> _Aim_
Each line of the material must be returned exactly.

[Source data]
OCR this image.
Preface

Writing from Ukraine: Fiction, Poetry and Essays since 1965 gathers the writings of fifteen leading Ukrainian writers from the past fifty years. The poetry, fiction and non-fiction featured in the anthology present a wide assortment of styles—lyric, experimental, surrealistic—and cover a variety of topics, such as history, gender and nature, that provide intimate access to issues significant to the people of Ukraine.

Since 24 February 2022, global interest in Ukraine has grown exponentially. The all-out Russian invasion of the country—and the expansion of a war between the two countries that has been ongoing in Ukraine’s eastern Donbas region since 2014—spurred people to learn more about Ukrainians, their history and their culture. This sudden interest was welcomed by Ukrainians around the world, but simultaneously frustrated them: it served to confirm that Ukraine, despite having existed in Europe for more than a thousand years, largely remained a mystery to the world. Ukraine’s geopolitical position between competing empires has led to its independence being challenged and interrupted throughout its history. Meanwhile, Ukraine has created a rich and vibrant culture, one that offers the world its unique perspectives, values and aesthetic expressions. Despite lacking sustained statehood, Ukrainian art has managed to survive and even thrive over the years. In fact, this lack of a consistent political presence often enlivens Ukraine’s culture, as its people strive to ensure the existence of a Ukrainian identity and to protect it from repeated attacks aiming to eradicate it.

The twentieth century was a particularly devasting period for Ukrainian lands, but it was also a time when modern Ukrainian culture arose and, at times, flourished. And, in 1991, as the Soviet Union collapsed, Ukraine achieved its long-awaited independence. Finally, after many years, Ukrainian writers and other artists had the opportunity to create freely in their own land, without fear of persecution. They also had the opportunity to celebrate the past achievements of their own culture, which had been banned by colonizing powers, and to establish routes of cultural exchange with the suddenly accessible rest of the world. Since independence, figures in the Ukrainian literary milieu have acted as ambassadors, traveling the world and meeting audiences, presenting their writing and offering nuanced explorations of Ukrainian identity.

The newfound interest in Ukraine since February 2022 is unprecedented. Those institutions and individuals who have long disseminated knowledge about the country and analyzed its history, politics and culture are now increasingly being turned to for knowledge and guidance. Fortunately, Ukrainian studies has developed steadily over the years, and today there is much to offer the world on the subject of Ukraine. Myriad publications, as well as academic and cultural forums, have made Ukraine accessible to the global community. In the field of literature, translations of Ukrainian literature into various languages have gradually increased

> _In response_
OCR this image.
Preface

Writing from Ukraine: Fiction, Poetry and Essays since 1965 gathers the writings of fifteen leading Ukrainian writers from the past fifty years. The poetry, fiction and non-fiction featured in the anthology present a wide assortment of styles—lyric, experimental, surrealistic—and cover a variety of topics, such as history, gender and nature, that provide intimate access to issues significant to the people of Ukraine.

Since 24 February 2022, global interest in Ukraine has grown exponentially. The all-out Russian invasion of the country—and the expansion of a war between the two countries that has been ongoing in Ukraine’s eastern Donbas region since 2014—spurred people to learn more about Ukrainians, their history and their culture. This sudden interest was welcomed by Ukrainians around the world, but simultaneously frustrated them: it served to confirm that Ukraine, despite having existed in Europe for more than a thousand years, largely remained a mystery to the world. Ukraine’s geopolitical position between competing empires has led to its independence being challenged and interrupted throughout its history. Meanwhile, Ukraine has created a rich and vibrant culture, one that offers the world its unique perspectives, values and aesthetic expressions. Despite lacking sustained statehood, Ukrainian art has managed to survive and even thrive over the years. In fact, this lack of a consistent political presence often enlivens Ukraine’s culture, as its people strive to ensure the existence of a Ukrainian identity and to protect it from repeated attacks aiming to eradicate it.

The twentieth century was a particularly devasting period for Ukrainian lands, but it was also a time when modern Ukrainian culture arose and, at times, flourished. And, in 1991, as the Soviet Union collapsed, Ukraine achieved its long-awaited independence. Finally, after many years, Ukrainian writers and other artists had the opportunity to create freely in their own land, without fear of persecution. They also had the opportunity to celebrate the past achievements of their own culture, which had been banned by colonizing powers, and to establish routes of cultural exchange with the suddenly accessible rest of the world. Since independence, figures in the Ukrainian literary milieu have acted as ambassadors, traveling the world and meeting audiences, presenting their writing and offering nuanced explorations of Ukrainian identity.

The newfound interest in Ukraine since February 2022 is unprecedented. Those institutions and individuals who have long disseminated knowledge about the country and analyzed its history, politics and culture are now increasingly being turned to for knowledge and guidance. Fortunately, Ukrainian studies has developed steadily over the years, and today there is much to offer the world on the subject of Ukraine. Myriad publications, as well as academic and cultural forums, have made Ukraine accessible to the global community. In the field of literature, translations of Ukrainian literature into various languages have gradually increased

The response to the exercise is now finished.